WHAT TO PRODUCE:
Locate every line in the records below that holds the word "Чехословакии" and return each one.

ENTRIES PROVIDED:
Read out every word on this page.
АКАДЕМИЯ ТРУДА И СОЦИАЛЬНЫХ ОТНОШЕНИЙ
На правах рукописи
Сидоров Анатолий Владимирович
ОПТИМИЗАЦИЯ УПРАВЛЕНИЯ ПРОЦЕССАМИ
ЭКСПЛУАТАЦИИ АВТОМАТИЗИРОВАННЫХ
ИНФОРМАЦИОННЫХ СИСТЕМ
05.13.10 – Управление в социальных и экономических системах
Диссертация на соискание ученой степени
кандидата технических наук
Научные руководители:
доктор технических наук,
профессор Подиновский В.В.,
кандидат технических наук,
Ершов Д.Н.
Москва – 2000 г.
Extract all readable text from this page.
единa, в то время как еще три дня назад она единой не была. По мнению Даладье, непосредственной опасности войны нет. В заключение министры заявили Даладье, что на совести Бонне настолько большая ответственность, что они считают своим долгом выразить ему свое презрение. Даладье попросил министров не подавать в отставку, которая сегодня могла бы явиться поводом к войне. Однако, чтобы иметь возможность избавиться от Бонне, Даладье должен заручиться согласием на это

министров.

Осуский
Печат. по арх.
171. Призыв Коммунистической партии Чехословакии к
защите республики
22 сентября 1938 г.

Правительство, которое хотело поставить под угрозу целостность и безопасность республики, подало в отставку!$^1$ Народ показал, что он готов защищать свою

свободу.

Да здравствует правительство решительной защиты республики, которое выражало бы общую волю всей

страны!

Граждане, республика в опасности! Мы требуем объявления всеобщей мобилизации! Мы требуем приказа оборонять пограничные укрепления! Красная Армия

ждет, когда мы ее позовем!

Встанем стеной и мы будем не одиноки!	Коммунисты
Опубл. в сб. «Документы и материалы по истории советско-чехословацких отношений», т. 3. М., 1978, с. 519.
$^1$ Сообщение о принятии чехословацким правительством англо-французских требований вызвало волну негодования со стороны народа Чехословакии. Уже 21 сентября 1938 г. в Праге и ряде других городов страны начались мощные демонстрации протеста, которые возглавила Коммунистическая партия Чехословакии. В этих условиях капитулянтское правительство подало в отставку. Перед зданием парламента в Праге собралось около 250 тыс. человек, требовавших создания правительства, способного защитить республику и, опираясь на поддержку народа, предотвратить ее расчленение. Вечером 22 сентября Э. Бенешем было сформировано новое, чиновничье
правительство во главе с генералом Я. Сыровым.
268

SOLUTION FOR THIS TASK:
171. Призыв Коммунистической партии Чехословакии к
$^1$ Сообщение о принятии чехословацким правительством англо-французских требований вызвало волну негодования со стороны народа Чехословакии. Уже 21 сентября 1938 г. в Праге и ряде других городов страны начались мощные демонстрации протеста, которые возглавила Коммунистическая партия Чехословакии. В этих условиях капитулянтское правительство подало в отставку. Перед зданием парламента в Праге собралось около 250 тыс. человек, требовавших создания правительства, способного защитить республику и, опираясь на поддержку народа, предотвратить ее расчленение. Вечером 22 сентября Э. Бенешем было сформировано новое, чиновничье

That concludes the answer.